### Problem description
Count every line in the entries that contains "UVEL". Report that count alone.

Start of Stored rows

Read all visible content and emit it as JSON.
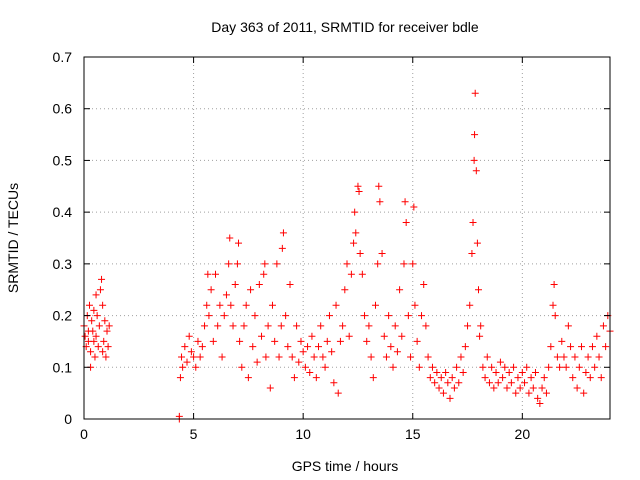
{
  "chart_data": {
    "type": "scatter",
    "title": "Day 363 of 2011, SRMTID for receiver bdle",
    "xlabel": "GPS time / hours",
    "ylabel": "SRMTID / TECUs",
    "xlim": [
      0,
      24
    ],
    "ylim": [
      0,
      0.7
    ],
    "xticks": [
      0,
      5,
      10,
      15,
      20
    ],
    "yticks": [
      0,
      0.1,
      0.2,
      0.3,
      0.4,
      0.5,
      0.6,
      0.7
    ],
    "xtick_labels": [
      "0",
      "5",
      "10",
      "15",
      "20"
    ],
    "ytick_labels": [
      "0",
      "0.1",
      "0.2",
      "0.3",
      "0.4",
      "0.5",
      "0.6",
      "0.7"
    ],
    "grid": true,
    "marker": "plus",
    "color": "#ff0000",
    "series": [
      {
        "name": "SRMTID",
        "points": [
          [
            0.0,
            0.18
          ],
          [
            0.05,
            0.16
          ],
          [
            0.1,
            0.14
          ],
          [
            0.15,
            0.2
          ],
          [
            0.2,
            0.15
          ],
          [
            0.25,
            0.22
          ],
          [
            0.3,
            0.13
          ],
          [
            0.35,
            0.19
          ],
          [
            0.4,
            0.17
          ],
          [
            0.45,
            0.21
          ],
          [
            0.5,
            0.12
          ],
          [
            0.55,
            0.16
          ],
          [
            0.6,
            0.2
          ],
          [
            0.65,
            0.14
          ],
          [
            0.7,
            0.18
          ],
          [
            0.75,
            0.25
          ],
          [
            0.8,
            0.27
          ],
          [
            0.85,
            0.22
          ],
          [
            0.9,
            0.15
          ],
          [
            0.95,
            0.19
          ],
          [
            1.0,
            0.12
          ],
          [
            1.05,
            0.17
          ],
          [
            1.1,
            0.14
          ],
          [
            1.15,
            0.18
          ],
          [
            0.3,
            0.1
          ],
          [
            0.55,
            0.24
          ],
          [
            0.85,
            0.13
          ],
          [
            0.2,
            0.17
          ],
          [
            0.45,
            0.15
          ],
          [
            4.35,
            0.0
          ],
          [
            4.35,
            0.005
          ],
          [
            4.4,
            0.08
          ],
          [
            4.45,
            0.12
          ],
          [
            4.5,
            0.1
          ],
          [
            4.6,
            0.14
          ],
          [
            4.7,
            0.11
          ],
          [
            4.8,
            0.16
          ],
          [
            4.9,
            0.13
          ],
          [
            5.0,
            0.12
          ],
          [
            5.1,
            0.1
          ],
          [
            5.2,
            0.15
          ],
          [
            5.3,
            0.12
          ],
          [
            5.4,
            0.14
          ],
          [
            5.5,
            0.18
          ],
          [
            5.6,
            0.22
          ],
          [
            5.65,
            0.28
          ],
          [
            5.7,
            0.2
          ],
          [
            5.8,
            0.25
          ],
          [
            5.9,
            0.15
          ],
          [
            6.0,
            0.28
          ],
          [
            6.1,
            0.18
          ],
          [
            6.2,
            0.22
          ],
          [
            6.3,
            0.12
          ],
          [
            6.4,
            0.2
          ],
          [
            6.5,
            0.24
          ],
          [
            6.6,
            0.3
          ],
          [
            6.65,
            0.35
          ],
          [
            6.7,
            0.22
          ],
          [
            6.8,
            0.18
          ],
          [
            6.9,
            0.26
          ],
          [
            7.0,
            0.3
          ],
          [
            7.05,
            0.34
          ],
          [
            7.1,
            0.15
          ],
          [
            7.2,
            0.1
          ],
          [
            7.3,
            0.18
          ],
          [
            7.4,
            0.22
          ],
          [
            7.5,
            0.08
          ],
          [
            7.6,
            0.25
          ],
          [
            7.7,
            0.14
          ],
          [
            7.8,
            0.2
          ],
          [
            7.9,
            0.11
          ],
          [
            8.0,
            0.26
          ],
          [
            8.1,
            0.16
          ],
          [
            8.2,
            0.28
          ],
          [
            8.25,
            0.3
          ],
          [
            8.3,
            0.12
          ],
          [
            8.4,
            0.18
          ],
          [
            8.5,
            0.06
          ],
          [
            8.6,
            0.22
          ],
          [
            8.7,
            0.15
          ],
          [
            8.8,
            0.3
          ],
          [
            8.9,
            0.12
          ],
          [
            9.0,
            0.18
          ],
          [
            9.05,
            0.33
          ],
          [
            9.1,
            0.36
          ],
          [
            9.2,
            0.2
          ],
          [
            9.3,
            0.14
          ],
          [
            9.4,
            0.26
          ],
          [
            9.5,
            0.12
          ],
          [
            9.6,
            0.08
          ],
          [
            9.7,
            0.18
          ],
          [
            9.8,
            0.11
          ],
          [
            9.9,
            0.15
          ],
          [
            10.0,
            0.13
          ],
          [
            10.1,
            0.1
          ],
          [
            10.2,
            0.14
          ],
          [
            10.3,
            0.09
          ],
          [
            10.4,
            0.16
          ],
          [
            10.5,
            0.12
          ],
          [
            10.6,
            0.08
          ],
          [
            10.7,
            0.14
          ],
          [
            10.8,
            0.18
          ],
          [
            10.9,
            0.12
          ],
          [
            11.0,
            0.1
          ],
          [
            11.1,
            0.15
          ],
          [
            11.2,
            0.2
          ],
          [
            11.3,
            0.13
          ],
          [
            11.4,
            0.07
          ],
          [
            11.5,
            0.22
          ],
          [
            11.6,
            0.05
          ],
          [
            11.7,
            0.15
          ],
          [
            11.8,
            0.18
          ],
          [
            11.9,
            0.25
          ],
          [
            12.0,
            0.3
          ],
          [
            12.1,
            0.16
          ],
          [
            12.2,
            0.28
          ],
          [
            12.3,
            0.34
          ],
          [
            12.35,
            0.4
          ],
          [
            12.4,
            0.36
          ],
          [
            12.5,
            0.45
          ],
          [
            12.55,
            0.44
          ],
          [
            12.6,
            0.32
          ],
          [
            12.7,
            0.28
          ],
          [
            12.8,
            0.2
          ],
          [
            12.9,
            0.15
          ],
          [
            13.0,
            0.18
          ],
          [
            13.1,
            0.12
          ],
          [
            13.2,
            0.08
          ],
          [
            13.3,
            0.22
          ],
          [
            13.4,
            0.3
          ],
          [
            13.45,
            0.45
          ],
          [
            13.5,
            0.42
          ],
          [
            13.6,
            0.32
          ],
          [
            13.7,
            0.16
          ],
          [
            13.8,
            0.12
          ],
          [
            13.9,
            0.2
          ],
          [
            14.0,
            0.14
          ],
          [
            14.1,
            0.1
          ],
          [
            14.2,
            0.18
          ],
          [
            14.3,
            0.13
          ],
          [
            14.4,
            0.25
          ],
          [
            14.5,
            0.16
          ],
          [
            14.6,
            0.3
          ],
          [
            14.65,
            0.42
          ],
          [
            14.7,
            0.38
          ],
          [
            14.8,
            0.2
          ],
          [
            14.9,
            0.12
          ],
          [
            15.0,
            0.3
          ],
          [
            15.05,
            0.41
          ],
          [
            15.1,
            0.22
          ],
          [
            15.2,
            0.15
          ],
          [
            15.3,
            0.1
          ],
          [
            15.4,
            0.2
          ],
          [
            15.5,
            0.26
          ],
          [
            15.6,
            0.18
          ],
          [
            15.7,
            0.12
          ],
          [
            15.8,
            0.08
          ],
          [
            15.9,
            0.1
          ],
          [
            16.0,
            0.07
          ],
          [
            16.1,
            0.09
          ],
          [
            16.2,
            0.06
          ],
          [
            16.3,
            0.08
          ],
          [
            16.4,
            0.05
          ],
          [
            16.5,
            0.09
          ],
          [
            16.6,
            0.07
          ],
          [
            16.7,
            0.04
          ],
          [
            16.8,
            0.08
          ],
          [
            16.9,
            0.06
          ],
          [
            17.0,
            0.1
          ],
          [
            17.1,
            0.07
          ],
          [
            17.2,
            0.12
          ],
          [
            17.3,
            0.09
          ],
          [
            17.4,
            0.14
          ],
          [
            17.5,
            0.18
          ],
          [
            17.6,
            0.22
          ],
          [
            17.7,
            0.32
          ],
          [
            17.75,
            0.38
          ],
          [
            17.8,
            0.5
          ],
          [
            17.82,
            0.55
          ],
          [
            17.85,
            0.63
          ],
          [
            17.9,
            0.48
          ],
          [
            17.95,
            0.34
          ],
          [
            18.0,
            0.25
          ],
          [
            18.05,
            0.16
          ],
          [
            18.1,
            0.18
          ],
          [
            18.2,
            0.1
          ],
          [
            18.3,
            0.08
          ],
          [
            18.4,
            0.12
          ],
          [
            18.5,
            0.07
          ],
          [
            18.6,
            0.1
          ],
          [
            18.7,
            0.06
          ],
          [
            18.8,
            0.09
          ],
          [
            18.9,
            0.07
          ],
          [
            19.0,
            0.11
          ],
          [
            19.1,
            0.08
          ],
          [
            19.2,
            0.1
          ],
          [
            19.3,
            0.06
          ],
          [
            19.4,
            0.09
          ],
          [
            19.5,
            0.07
          ],
          [
            19.6,
            0.1
          ],
          [
            19.7,
            0.05
          ],
          [
            19.8,
            0.08
          ],
          [
            19.9,
            0.06
          ],
          [
            20.0,
            0.09
          ],
          [
            20.1,
            0.07
          ],
          [
            20.2,
            0.1
          ],
          [
            20.3,
            0.05
          ],
          [
            20.4,
            0.08
          ],
          [
            20.5,
            0.06
          ],
          [
            20.6,
            0.09
          ],
          [
            20.7,
            0.04
          ],
          [
            20.8,
            0.03
          ],
          [
            20.9,
            0.06
          ],
          [
            21.0,
            0.08
          ],
          [
            21.1,
            0.05
          ],
          [
            21.2,
            0.1
          ],
          [
            21.3,
            0.14
          ],
          [
            21.4,
            0.22
          ],
          [
            21.45,
            0.26
          ],
          [
            21.5,
            0.2
          ],
          [
            21.6,
            0.12
          ],
          [
            21.7,
            0.1
          ],
          [
            21.8,
            0.15
          ],
          [
            21.9,
            0.12
          ],
          [
            22.0,
            0.1
          ],
          [
            22.1,
            0.18
          ],
          [
            22.2,
            0.14
          ],
          [
            22.3,
            0.08
          ],
          [
            22.4,
            0.12
          ],
          [
            22.5,
            0.06
          ],
          [
            22.6,
            0.1
          ],
          [
            22.7,
            0.14
          ],
          [
            22.8,
            0.05
          ],
          [
            22.9,
            0.09
          ],
          [
            23.0,
            0.12
          ],
          [
            23.1,
            0.08
          ],
          [
            23.2,
            0.14
          ],
          [
            23.3,
            0.1
          ],
          [
            23.4,
            0.16
          ],
          [
            23.5,
            0.12
          ],
          [
            23.6,
            0.08
          ],
          [
            23.7,
            0.18
          ],
          [
            23.8,
            0.14
          ],
          [
            23.9,
            0.2
          ],
          [
            24.0,
            0.17
          ]
        ]
      }
    ]
  }
}
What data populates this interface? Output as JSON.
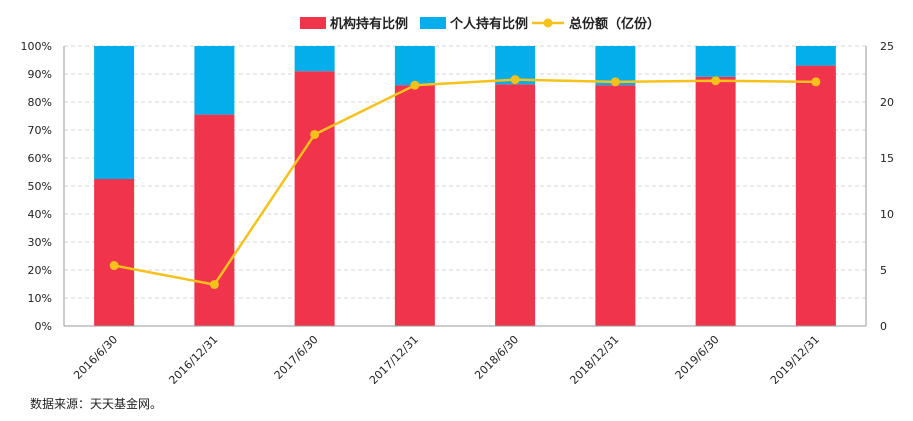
{
  "chart_data": {
    "type": "bar",
    "stacked": true,
    "categories": [
      "2016/6/30",
      "2016/12/31",
      "2017/6/30",
      "2017/12/31",
      "2018/6/30",
      "2018/12/31",
      "2019/6/30",
      "2019/12/31"
    ],
    "series": [
      {
        "name": "机构持有比例",
        "type": "bar",
        "axis": "left",
        "color": "#f0344c",
        "values": [
          52.5,
          75.5,
          91,
          86,
          86.3,
          86,
          89,
          93
        ]
      },
      {
        "name": "个人持有比例",
        "type": "bar",
        "axis": "left",
        "color": "#04aeea",
        "values": [
          47.5,
          24.5,
          9,
          14,
          13.7,
          14,
          11,
          7
        ]
      },
      {
        "name": "总份额（亿份）",
        "type": "line",
        "axis": "right",
        "color": "#f5c11a",
        "values": [
          5.4,
          3.7,
          17.1,
          21.5,
          22.0,
          21.8,
          21.9,
          21.8
        ]
      }
    ],
    "left_axis": {
      "min": 0,
      "max": 100,
      "ticks": [
        "0%",
        "10%",
        "20%",
        "30%",
        "40%",
        "50%",
        "60%",
        "70%",
        "80%",
        "90%",
        "100%"
      ]
    },
    "right_axis": {
      "min": 0,
      "max": 25,
      "ticks": [
        "0",
        "5",
        "10",
        "15",
        "20",
        "25"
      ]
    },
    "legend_position": "top",
    "grid": true
  },
  "source_text": "数据来源：天天基金网。"
}
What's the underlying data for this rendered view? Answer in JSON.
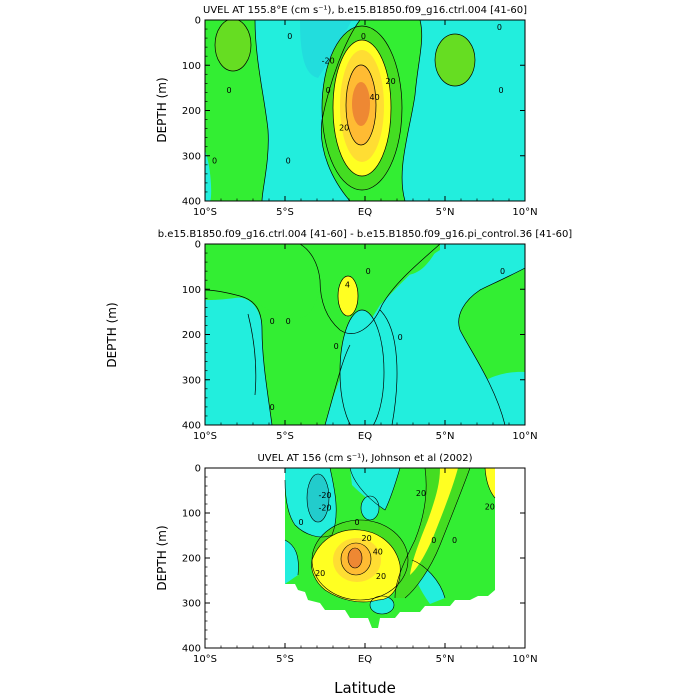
{
  "colors": {
    "cyan": "#22eedd",
    "light_green": "#33ee33",
    "green": "#44dd22",
    "yellow": "#ffff22",
    "orange": "#ffbb33",
    "dark_orange": "#ee8833",
    "blank": "#ffffff",
    "line": "#000000"
  },
  "x_label": "Latitude",
  "chart_data": [
    {
      "type": "heatmap",
      "subtype": "contour",
      "title": "UVEL AT 155.8°E (cm s⁻¹), b.e15.B1850.f09_g16.ctrl.004 [41-60]",
      "ylabel": "DEPTH (m)",
      "xlim": [
        -10,
        10
      ],
      "ylim": [
        400,
        0
      ],
      "y_inverted": true,
      "xticks": [
        "10°S",
        "5°S",
        "EQ",
        "5°N",
        "10°N"
      ],
      "yticks": [
        "0",
        "100",
        "200",
        "300",
        "400"
      ],
      "contour_labels": [
        {
          "text": "-20",
          "x": -2.3,
          "y": 90
        },
        {
          "text": "0",
          "x": -0.1,
          "y": 35
        },
        {
          "text": "0",
          "x": -4.7,
          "y": 35
        },
        {
          "text": "0",
          "x": -8.5,
          "y": 155
        },
        {
          "text": "0",
          "x": -9.4,
          "y": 310
        },
        {
          "text": "0",
          "x": -4.8,
          "y": 310
        },
        {
          "text": "0",
          "x": -2.3,
          "y": 155
        },
        {
          "text": "0",
          "x": 8.5,
          "y": 155
        },
        {
          "text": "0",
          "x": 8.4,
          "y": 15
        },
        {
          "text": "20",
          "x": 1.6,
          "y": 135
        },
        {
          "text": "40",
          "x": 0.6,
          "y": 170
        },
        {
          "text": "20",
          "x": -1.3,
          "y": 238
        }
      ],
      "features": [
        {
          "kind": "westward core",
          "center": [
            -2.3,
            60
          ],
          "min": -20
        },
        {
          "kind": "equatorial undercurrent core",
          "center": [
            -0.3,
            195
          ],
          "max": 70
        }
      ]
    },
    {
      "type": "heatmap",
      "subtype": "contour",
      "title": "b.e15.B1850.f09_g16.ctrl.004 [41-60] - b.e15.B1850.f09_g16.pi_control.36 [41-60]",
      "ylabel": "DEPTH (m)",
      "xlim": [
        -10,
        10
      ],
      "ylim": [
        400,
        0
      ],
      "y_inverted": true,
      "xticks": [
        "10°S",
        "5°S",
        "EQ",
        "5°N",
        "10°N"
      ],
      "yticks": [
        "0",
        "100",
        "200",
        "300",
        "400"
      ],
      "contour_labels": [
        {
          "text": "4",
          "x": -1.1,
          "y": 90
        },
        {
          "text": "0",
          "x": 0.2,
          "y": 60
        },
        {
          "text": "0",
          "x": 8.6,
          "y": 60
        },
        {
          "text": "0",
          "x": -4.8,
          "y": 170
        },
        {
          "text": "0",
          "x": -5.8,
          "y": 170
        },
        {
          "text": "0",
          "x": -1.8,
          "y": 225
        },
        {
          "text": "0",
          "x": 2.2,
          "y": 205
        },
        {
          "text": "0",
          "x": -5.8,
          "y": 360
        }
      ],
      "features": [
        {
          "kind": "positive maximum",
          "center": [
            -1.0,
            105
          ],
          "max": 8
        },
        {
          "kind": "negative region",
          "center": [
            -0.2,
            260
          ],
          "min": -4
        }
      ]
    },
    {
      "type": "heatmap",
      "subtype": "contour",
      "title": "UVEL AT 156 (cm s⁻¹), Johnson et al (2002)",
      "ylabel": "DEPTH (m)",
      "xlim": [
        -10,
        10
      ],
      "ylim": [
        400,
        0
      ],
      "y_inverted": true,
      "xticks": [
        "10°S",
        "5°S",
        "EQ",
        "5°N",
        "10°N"
      ],
      "yticks": [
        "0",
        "100",
        "200",
        "300",
        "400"
      ],
      "data_extent_lat": [
        -5,
        8
      ],
      "contour_labels": [
        {
          "text": "-20",
          "x": -2.5,
          "y": 60
        },
        {
          "text": "-20",
          "x": -2.5,
          "y": 88
        },
        {
          "text": "0",
          "x": -0.5,
          "y": 120
        },
        {
          "text": "20",
          "x": 0.1,
          "y": 155
        },
        {
          "text": "40",
          "x": 0.8,
          "y": 185
        },
        {
          "text": "20",
          "x": 1.0,
          "y": 240
        },
        {
          "text": "20",
          "x": -2.8,
          "y": 233
        },
        {
          "text": "20",
          "x": 3.5,
          "y": 55
        },
        {
          "text": "0",
          "x": 4.3,
          "y": 160
        },
        {
          "text": "0",
          "x": 5.6,
          "y": 160
        },
        {
          "text": "0",
          "x": -4.0,
          "y": 120
        },
        {
          "text": "20",
          "x": 7.8,
          "y": 85
        }
      ],
      "features": [
        {
          "kind": "equatorial undercurrent core",
          "center": [
            -0.4,
            200
          ],
          "max": 60
        },
        {
          "kind": "westward core",
          "center": [
            -2.5,
            70
          ],
          "min": -30
        }
      ]
    }
  ]
}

End of Stored rows

### Answer to the problem
2